## What this task involves:
Please copy every line of the records below that holds the word "CGSTAB".

## Material for this exercise:
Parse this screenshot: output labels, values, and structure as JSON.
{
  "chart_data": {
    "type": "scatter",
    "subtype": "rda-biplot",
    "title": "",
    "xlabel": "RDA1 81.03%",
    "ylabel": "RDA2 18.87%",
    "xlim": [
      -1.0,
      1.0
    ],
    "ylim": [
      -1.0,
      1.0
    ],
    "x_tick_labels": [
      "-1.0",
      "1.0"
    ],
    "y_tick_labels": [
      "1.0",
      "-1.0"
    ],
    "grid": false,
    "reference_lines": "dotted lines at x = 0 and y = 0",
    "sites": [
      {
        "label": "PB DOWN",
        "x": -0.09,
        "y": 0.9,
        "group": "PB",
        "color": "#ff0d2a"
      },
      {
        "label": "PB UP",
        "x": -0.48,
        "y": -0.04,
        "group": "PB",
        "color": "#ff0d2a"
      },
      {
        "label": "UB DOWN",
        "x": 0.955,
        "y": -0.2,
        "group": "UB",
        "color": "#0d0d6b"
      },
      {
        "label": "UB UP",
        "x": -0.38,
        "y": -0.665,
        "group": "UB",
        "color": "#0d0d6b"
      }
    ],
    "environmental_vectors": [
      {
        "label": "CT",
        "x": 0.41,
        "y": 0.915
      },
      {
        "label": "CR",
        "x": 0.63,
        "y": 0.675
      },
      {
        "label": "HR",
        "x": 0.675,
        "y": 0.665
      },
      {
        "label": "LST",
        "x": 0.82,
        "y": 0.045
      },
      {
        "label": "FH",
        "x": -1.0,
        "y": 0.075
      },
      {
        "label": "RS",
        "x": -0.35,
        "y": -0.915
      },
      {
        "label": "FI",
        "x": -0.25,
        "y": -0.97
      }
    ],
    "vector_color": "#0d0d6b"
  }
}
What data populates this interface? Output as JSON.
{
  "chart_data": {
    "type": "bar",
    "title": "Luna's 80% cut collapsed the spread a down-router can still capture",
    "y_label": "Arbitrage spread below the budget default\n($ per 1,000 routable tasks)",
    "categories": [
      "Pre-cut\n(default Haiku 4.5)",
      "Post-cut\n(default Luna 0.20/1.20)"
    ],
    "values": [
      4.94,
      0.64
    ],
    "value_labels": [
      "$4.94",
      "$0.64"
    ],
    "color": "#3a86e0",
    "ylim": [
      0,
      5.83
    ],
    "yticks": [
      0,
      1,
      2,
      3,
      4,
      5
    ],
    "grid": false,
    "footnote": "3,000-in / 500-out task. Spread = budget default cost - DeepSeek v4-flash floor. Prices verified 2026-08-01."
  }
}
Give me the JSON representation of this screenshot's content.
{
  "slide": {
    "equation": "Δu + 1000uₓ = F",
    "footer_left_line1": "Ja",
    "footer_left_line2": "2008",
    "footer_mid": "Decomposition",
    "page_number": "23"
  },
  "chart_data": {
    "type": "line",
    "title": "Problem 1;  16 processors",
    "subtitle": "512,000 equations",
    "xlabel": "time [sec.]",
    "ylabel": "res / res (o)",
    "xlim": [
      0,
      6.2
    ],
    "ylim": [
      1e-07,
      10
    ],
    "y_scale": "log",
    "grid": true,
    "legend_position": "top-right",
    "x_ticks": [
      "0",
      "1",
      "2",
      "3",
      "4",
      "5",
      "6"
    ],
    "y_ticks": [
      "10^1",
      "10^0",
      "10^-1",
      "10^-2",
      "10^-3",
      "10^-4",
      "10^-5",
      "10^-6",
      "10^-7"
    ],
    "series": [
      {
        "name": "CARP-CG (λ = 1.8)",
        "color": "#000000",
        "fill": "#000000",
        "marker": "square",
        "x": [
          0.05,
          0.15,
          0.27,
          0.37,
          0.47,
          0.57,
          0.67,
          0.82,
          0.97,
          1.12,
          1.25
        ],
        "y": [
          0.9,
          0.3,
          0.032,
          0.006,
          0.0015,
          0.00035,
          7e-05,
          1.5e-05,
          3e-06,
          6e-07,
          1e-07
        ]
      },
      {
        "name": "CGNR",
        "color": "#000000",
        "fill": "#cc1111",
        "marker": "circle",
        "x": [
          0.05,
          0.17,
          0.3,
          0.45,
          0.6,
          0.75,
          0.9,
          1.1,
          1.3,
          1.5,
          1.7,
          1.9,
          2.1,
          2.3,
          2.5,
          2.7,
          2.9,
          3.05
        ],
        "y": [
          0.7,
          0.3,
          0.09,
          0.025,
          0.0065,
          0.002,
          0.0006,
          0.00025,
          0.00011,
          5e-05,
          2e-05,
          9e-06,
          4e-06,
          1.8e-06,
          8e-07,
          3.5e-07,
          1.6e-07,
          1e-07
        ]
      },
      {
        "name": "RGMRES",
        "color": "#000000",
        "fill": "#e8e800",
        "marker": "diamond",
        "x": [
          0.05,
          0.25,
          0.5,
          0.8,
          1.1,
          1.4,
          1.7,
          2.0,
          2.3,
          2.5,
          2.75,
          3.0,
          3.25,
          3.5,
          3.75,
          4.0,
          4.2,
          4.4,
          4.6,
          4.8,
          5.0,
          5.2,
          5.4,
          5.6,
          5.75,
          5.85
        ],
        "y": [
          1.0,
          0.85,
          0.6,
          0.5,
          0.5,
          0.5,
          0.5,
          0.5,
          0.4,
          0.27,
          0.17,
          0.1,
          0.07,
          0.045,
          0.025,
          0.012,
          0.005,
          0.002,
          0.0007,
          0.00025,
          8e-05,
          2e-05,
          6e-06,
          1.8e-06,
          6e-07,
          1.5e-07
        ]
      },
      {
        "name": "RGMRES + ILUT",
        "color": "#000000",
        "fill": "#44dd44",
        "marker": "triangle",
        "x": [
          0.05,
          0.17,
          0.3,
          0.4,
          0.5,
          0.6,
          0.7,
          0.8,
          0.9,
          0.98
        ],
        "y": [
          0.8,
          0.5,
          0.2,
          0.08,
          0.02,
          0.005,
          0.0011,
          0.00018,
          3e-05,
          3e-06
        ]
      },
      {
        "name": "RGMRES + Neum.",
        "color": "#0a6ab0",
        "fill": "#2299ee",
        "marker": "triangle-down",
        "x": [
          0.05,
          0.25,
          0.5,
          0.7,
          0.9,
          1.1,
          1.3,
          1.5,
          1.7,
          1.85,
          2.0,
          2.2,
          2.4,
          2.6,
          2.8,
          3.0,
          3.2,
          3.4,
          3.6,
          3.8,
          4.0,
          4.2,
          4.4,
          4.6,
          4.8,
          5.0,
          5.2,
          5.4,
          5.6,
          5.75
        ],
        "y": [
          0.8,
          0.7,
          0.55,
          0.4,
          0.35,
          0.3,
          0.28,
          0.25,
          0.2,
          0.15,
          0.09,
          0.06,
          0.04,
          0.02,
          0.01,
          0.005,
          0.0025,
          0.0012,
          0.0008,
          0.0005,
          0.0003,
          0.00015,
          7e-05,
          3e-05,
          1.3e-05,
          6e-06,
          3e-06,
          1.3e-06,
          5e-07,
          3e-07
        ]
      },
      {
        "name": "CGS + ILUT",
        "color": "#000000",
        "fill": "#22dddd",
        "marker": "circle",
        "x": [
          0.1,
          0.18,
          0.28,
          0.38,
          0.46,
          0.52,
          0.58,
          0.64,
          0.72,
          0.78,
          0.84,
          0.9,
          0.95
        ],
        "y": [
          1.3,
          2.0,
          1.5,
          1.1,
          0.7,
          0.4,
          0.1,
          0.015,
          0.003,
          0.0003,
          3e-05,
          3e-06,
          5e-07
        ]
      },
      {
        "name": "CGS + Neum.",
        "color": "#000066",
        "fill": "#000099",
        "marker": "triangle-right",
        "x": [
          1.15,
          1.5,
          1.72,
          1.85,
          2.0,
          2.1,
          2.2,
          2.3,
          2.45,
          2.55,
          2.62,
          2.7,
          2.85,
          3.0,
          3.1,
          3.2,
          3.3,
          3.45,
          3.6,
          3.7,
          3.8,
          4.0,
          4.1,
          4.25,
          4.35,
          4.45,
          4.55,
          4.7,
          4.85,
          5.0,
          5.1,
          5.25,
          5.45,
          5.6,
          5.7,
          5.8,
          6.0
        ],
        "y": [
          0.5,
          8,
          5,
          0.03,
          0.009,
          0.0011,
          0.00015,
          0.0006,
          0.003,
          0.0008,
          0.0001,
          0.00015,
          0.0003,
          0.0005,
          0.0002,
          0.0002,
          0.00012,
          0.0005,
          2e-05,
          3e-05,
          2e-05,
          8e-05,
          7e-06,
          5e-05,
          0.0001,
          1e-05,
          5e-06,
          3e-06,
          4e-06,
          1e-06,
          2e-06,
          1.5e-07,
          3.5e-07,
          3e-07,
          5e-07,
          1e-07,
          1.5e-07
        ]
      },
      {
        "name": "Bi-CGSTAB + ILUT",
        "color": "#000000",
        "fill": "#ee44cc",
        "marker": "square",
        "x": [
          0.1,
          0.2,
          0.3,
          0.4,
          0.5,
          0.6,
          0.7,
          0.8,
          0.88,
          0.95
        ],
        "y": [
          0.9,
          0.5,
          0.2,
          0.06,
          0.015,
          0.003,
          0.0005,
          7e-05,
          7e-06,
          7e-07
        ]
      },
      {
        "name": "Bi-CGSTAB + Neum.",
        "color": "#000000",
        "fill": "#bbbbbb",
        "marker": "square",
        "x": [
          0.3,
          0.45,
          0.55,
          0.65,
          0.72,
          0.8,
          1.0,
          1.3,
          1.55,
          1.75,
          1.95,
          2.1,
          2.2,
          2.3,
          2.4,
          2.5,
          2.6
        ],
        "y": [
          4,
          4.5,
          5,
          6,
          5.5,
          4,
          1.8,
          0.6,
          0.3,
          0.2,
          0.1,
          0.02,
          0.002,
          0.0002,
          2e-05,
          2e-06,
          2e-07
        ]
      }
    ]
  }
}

## Task output:
        "name": "Bi-CGSTAB + ILUT",
        "name": "Bi-CGSTAB + Neum.",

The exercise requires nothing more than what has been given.